» TASK 1
Retype exactly the part of the essay on whether writing can be taught that opens with the words containing "I don’t believe" and closes with "unfairly) of Kerouac.".
» TASK 2
Write what comes next in the essay on whether writing can be taught, picking up after its last sentence.

» PROVIDED TEXT
--
Cards on the table.
I don’t believe that writing can be taught. As with painting (pictures you fool, not doorframes), writing is an art. It cannot be measured or accounted or explained, except by philistine dullards. You know who they are. They’re everywhere, trying to take over the world, and succeeding. These dummies, who think advertising is an art, but who mumble and stumble and then flee when faced with…a book! Elitist? You bet. There’s too little elitism about these days.
OK, clarification. When I assert that writing cannot be taught, what I actually mean is that it can be taught (no, I haven’t gone mad) – the rudiments, anyway. What I mean is that many people can be taught to write, but most of these taughtees end up producing derivative, mechanical and uninspiring prose. “That’s not writing, that’s typing”, as Capote said (rather unfairly) of Kerouac.
To cut to the chase.
--
» DATASET RECORDS
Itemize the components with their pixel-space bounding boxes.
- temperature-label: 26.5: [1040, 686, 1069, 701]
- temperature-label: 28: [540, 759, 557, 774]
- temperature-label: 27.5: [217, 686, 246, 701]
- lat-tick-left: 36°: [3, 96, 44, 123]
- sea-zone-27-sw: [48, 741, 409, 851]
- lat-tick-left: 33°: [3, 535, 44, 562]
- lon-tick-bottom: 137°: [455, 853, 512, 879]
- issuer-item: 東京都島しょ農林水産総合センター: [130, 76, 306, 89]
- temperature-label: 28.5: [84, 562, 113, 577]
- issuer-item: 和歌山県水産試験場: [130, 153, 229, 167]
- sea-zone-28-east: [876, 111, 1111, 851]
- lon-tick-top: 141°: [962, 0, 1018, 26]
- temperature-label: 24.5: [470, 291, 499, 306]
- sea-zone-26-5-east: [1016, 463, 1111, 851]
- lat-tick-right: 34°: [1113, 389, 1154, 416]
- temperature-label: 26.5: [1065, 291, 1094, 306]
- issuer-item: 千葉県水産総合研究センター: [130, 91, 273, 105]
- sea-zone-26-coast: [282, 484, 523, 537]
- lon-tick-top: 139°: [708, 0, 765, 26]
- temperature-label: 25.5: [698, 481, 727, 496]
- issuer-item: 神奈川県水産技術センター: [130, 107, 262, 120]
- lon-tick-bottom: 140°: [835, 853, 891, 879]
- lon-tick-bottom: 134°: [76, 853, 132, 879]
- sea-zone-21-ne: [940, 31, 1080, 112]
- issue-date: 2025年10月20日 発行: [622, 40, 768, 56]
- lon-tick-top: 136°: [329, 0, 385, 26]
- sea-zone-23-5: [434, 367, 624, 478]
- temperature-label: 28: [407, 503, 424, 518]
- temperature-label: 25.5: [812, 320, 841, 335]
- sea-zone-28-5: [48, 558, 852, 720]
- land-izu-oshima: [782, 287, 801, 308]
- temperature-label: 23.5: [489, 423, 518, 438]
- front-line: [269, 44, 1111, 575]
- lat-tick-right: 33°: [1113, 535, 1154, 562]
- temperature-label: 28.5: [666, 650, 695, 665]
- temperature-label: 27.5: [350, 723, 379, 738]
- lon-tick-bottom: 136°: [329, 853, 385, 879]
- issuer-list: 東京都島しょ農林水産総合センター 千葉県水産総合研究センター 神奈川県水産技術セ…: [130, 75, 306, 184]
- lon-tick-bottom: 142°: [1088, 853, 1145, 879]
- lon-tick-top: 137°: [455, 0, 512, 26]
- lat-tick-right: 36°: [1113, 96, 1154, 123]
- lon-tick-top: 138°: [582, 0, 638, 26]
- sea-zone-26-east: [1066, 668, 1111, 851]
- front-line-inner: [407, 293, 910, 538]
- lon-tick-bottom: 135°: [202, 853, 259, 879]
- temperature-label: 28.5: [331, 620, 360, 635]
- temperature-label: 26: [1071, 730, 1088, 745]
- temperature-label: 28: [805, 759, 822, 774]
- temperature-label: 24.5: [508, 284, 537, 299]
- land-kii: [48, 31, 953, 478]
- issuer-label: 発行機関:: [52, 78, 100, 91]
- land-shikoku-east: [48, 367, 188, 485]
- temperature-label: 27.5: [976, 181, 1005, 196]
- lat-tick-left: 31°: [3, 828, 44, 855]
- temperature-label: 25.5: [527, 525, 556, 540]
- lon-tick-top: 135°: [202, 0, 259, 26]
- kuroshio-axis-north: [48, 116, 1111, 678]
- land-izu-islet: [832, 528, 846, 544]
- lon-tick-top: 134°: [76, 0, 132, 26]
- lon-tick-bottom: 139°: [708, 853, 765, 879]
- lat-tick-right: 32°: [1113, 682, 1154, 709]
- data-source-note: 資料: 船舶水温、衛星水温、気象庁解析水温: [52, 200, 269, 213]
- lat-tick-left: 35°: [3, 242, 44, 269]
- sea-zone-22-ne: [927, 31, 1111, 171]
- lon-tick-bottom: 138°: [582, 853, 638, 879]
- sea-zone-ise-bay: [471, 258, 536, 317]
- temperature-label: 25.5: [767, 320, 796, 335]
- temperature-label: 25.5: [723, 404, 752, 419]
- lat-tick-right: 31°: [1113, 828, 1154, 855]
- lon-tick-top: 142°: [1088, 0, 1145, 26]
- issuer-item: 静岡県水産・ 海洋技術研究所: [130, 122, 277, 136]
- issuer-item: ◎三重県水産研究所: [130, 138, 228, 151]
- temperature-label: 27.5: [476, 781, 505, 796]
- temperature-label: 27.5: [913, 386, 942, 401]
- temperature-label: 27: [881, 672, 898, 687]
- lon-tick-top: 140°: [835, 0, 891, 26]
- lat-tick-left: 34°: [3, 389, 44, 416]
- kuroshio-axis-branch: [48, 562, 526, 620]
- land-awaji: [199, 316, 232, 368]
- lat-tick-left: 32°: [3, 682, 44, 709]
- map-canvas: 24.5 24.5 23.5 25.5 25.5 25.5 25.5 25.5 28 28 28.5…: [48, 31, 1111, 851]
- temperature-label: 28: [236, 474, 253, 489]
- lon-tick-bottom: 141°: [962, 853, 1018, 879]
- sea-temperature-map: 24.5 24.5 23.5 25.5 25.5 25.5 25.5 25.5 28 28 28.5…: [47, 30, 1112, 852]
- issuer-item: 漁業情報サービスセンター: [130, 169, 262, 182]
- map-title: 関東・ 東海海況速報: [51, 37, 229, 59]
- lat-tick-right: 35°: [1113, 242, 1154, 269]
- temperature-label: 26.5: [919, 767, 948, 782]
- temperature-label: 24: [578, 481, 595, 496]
--
» RESPONSE 1
I don’t believe that writing can be taught. As with painting (pictures you fool, not doorframes), writing is an art. It cannot be measured or accounted or explained, except by philistine dullards. You know who they are. They’re everywhere, trying to take over the world, and succeeding. These dummies, who think advertising is an art, but who mumble and stumble and then flee when faced with…a book! Elitist? You bet. There’s too little elitism about these days.
OK, clarification. When I assert that writing cannot be taught, what I actually mean is that it can be taught (no, I haven’t gone mad) – the rudiments, anyway. What I mean is that many people can be taught to write, but most of these taughtees end up producing derivative, mechanical and uninspiring prose. “That’s not writing, that’s typing”, as Capote said (rather unfairly) of Kerouac.

» RESPONSE 2
Steven Sherrill has an MFA (in poetry, to be fair). So, when I picked up this book, I expected a load of sub-Capotean Keroucrap. In fact I was not inconsiderably unsurprised, as that witless nonentity John Major might whine. It’s boring to recount that this book isn’t startlingly original (it isn’t: interestingly drawn character finds videotapes of girl who appears to have killed herself. He gets to know her, which allows us to get to know him) but it is pretty well written.
In fact, my only problem is that it’s overly long, a typical symptom of the writing by numbers brigade. In so-called reality (that’s to say, outside of my head), this overlongness is not a terrible problem, either for me, or for the masses; just note the bovine hoards staggering around Waterstones with bloated novels. Most people seem happy enough to plough through overlong dross.
The difference with this book is that although it’s overlong, it’s not dross. Anything but. Sherrill’s descriptive prose is of the “I’ve been there” style – just take in his telling of the protagonist’s climb up a very tall tower. When you read it, you’re definitely there.
So, I haven’t changed my mind about the literary nature versus nurture debate, but a scintilla of my nervous system is mildly humbled.